• What is being asked: Take the listing and print it in full, exactly as given.

• Data listing:

"""

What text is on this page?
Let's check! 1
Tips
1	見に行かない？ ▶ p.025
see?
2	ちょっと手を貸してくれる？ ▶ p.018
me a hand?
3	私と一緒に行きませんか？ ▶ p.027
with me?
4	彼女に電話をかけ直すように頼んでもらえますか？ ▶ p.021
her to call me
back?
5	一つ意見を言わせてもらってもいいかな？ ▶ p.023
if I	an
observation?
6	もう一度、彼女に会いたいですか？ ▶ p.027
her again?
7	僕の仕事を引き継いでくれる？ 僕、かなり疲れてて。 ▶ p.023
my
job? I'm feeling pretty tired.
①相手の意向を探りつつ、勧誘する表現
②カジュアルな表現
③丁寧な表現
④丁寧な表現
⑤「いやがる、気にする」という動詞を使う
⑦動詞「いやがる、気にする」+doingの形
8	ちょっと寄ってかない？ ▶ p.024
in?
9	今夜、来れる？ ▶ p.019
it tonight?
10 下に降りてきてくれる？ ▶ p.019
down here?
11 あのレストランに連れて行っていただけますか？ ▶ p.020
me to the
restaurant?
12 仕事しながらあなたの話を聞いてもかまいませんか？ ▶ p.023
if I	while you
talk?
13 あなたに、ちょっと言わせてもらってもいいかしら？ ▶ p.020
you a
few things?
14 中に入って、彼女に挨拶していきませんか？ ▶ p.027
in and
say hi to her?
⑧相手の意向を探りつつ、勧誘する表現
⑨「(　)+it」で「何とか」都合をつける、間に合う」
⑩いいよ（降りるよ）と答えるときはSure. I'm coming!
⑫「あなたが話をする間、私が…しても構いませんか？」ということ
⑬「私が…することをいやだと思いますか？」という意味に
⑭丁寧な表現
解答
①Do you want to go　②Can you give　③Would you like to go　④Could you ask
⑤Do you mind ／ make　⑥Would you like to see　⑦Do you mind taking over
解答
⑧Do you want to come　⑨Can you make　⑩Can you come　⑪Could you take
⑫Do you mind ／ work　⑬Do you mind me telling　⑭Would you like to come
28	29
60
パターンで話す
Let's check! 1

"""

• Written solution:
What text is on this page?
Let's check! 1
Tips
1	見に行かない？ ▶ p.025
see?
2	ちょっと手を貸してくれる？ ▶ p.018
me a hand?
3	私と一緒に行きませんか？ ▶ p.027
with me?
4	彼女に電話をかけ直すように頼んでもらえますか？ ▶ p.021
her to call me
back?
5	一つ意見を言わせてもらってもいいかな？ ▶ p.023
if I	an
observation?
6	もう一度、彼女に会いたいですか？ ▶ p.027
her again?
7	僕の仕事を引き継いでくれる？ 僕、かなり疲れてて。 ▶ p.023
my
job? I'm feeling pretty tired.
①相手の意向を探りつつ、勧誘する表現
②カジュアルな表現
③丁寧な表現
④丁寧な表現
⑤「いやがる、気にする」という動詞を使う
⑦動詞「いやがる、気にする」+doingの形
8	ちょっと寄ってかない？ ▶ p.024
in?
9	今夜、来れる？ ▶ p.019
it tonight?
10 下に降りてきてくれる？ ▶ p.019
down here?
11 あのレストランに連れて行っていただけますか？ ▶ p.020
me to the
restaurant?
12 仕事しながらあなたの話を聞いてもかまいませんか？ ▶ p.023
if I	while you
talk?
13 あなたに、ちょっと言わせてもらってもいいかしら？ ▶ p.020
you a
few things?
14 中に入って、彼女に挨拶していきませんか？ ▶ p.027
in and
say hi to her?
⑧相手の意向を探りつつ、勧誘する表現
⑨「(　)+it」で「何とか」都合をつける、間に合う」
⑩いいよ（降りるよ）と答えるときはSure. I'm coming!
⑫「あなたが話をする間、私が…しても構いませんか？」ということ
⑬「私が…することをいやだと思いますか？」という意味に
⑭丁寧な表現
解答
①Do you want to go　②Can you give　③Would you like to go　④Could you ask
⑤Do you mind ／ make　⑥Would you like to see　⑦Do you mind taking over
解答
⑧Do you want to come　⑨Can you make　⑩Can you come　⑪Could you take
⑫Do you mind ／ work　⑬Do you mind me telling　⑭Would you like to come
28	29
60
パターンで話す
Let's check! 1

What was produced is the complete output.